Begin EXERCISE INPUTS

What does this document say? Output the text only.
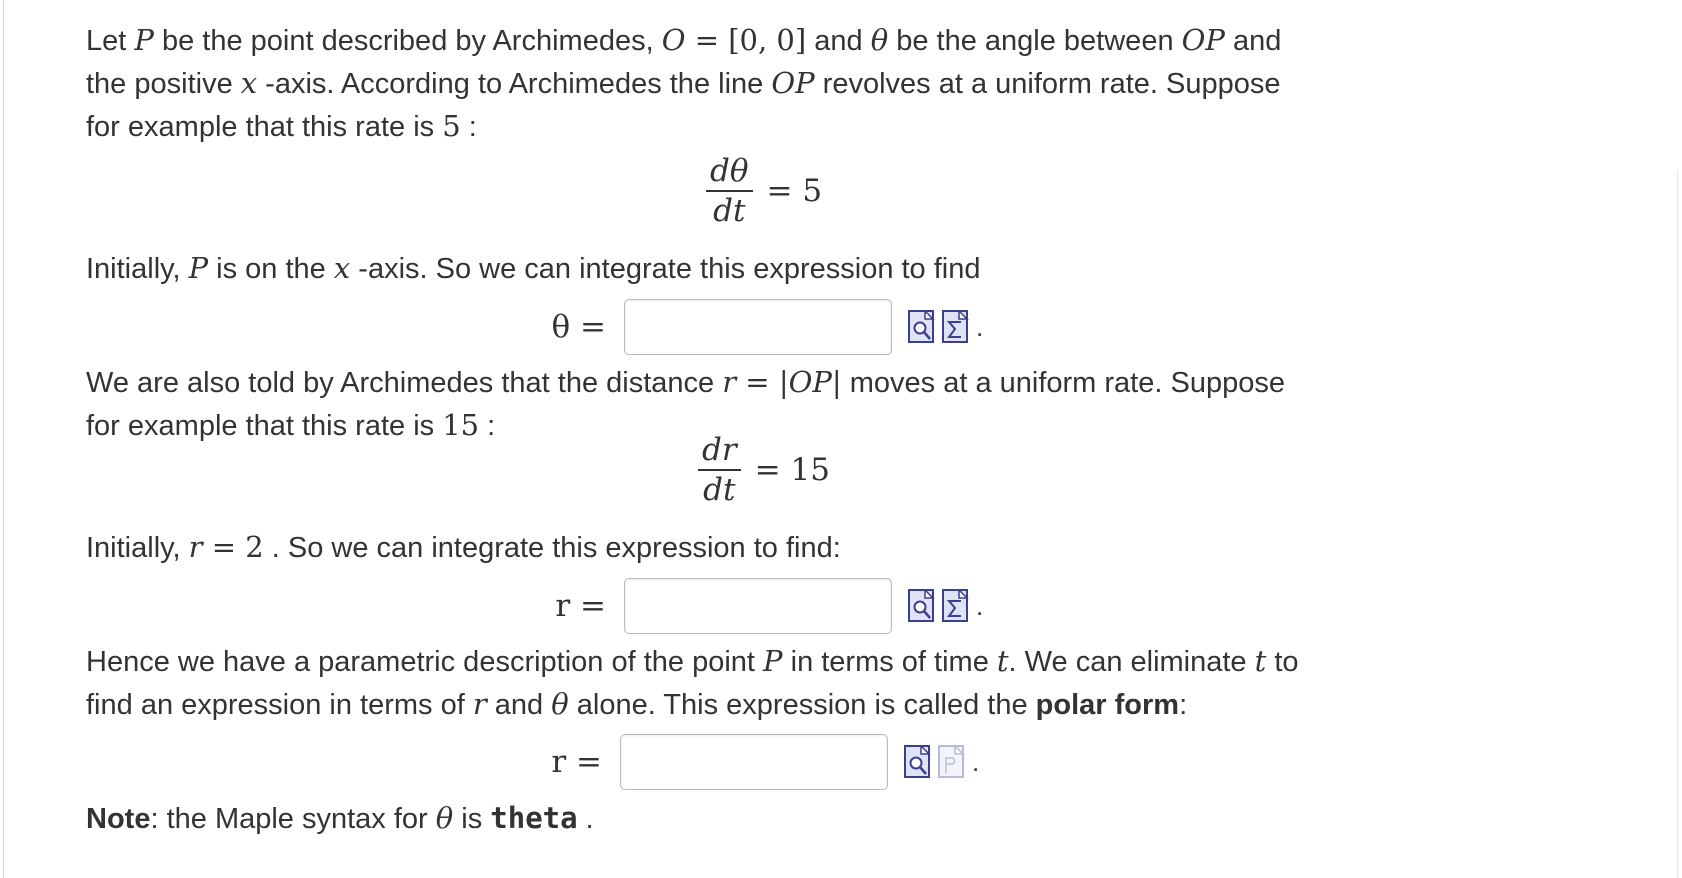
Let P be the point described by Archimedes, O = [0, 0] and θ be the angle between OP and
the positive x -axis. According to Archimedes the line OP revolves at a uniform rate. Suppose
for example that this rate is 5 :
$\frac{d\theta}{dt} = 5$
Initially, P is on the x -axis. So we can integrate this expression to find
θ =	.
We are also told by Archimedes that the distance r = |OP| moves at a uniform rate. Suppose
for example that this rate is 15 :
$\frac{dr}{dt} = 15$
Initially, r = 2 . So we can integrate this expression to find:
r =	.
Hence we have a parametric description of the point P in terms of time t. We can eliminate t to
find an expression in terms of r and θ alone. This expression is called the polar form:
r =	.
Note: the Maple syntax for θ is theta .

End EXERCISE INPUTS

**REQUIRED TASK**
What is the number of lines in the listing above that contain the string "uniform"? Give only the number.

**SOLUTION TO THIS TASK**
2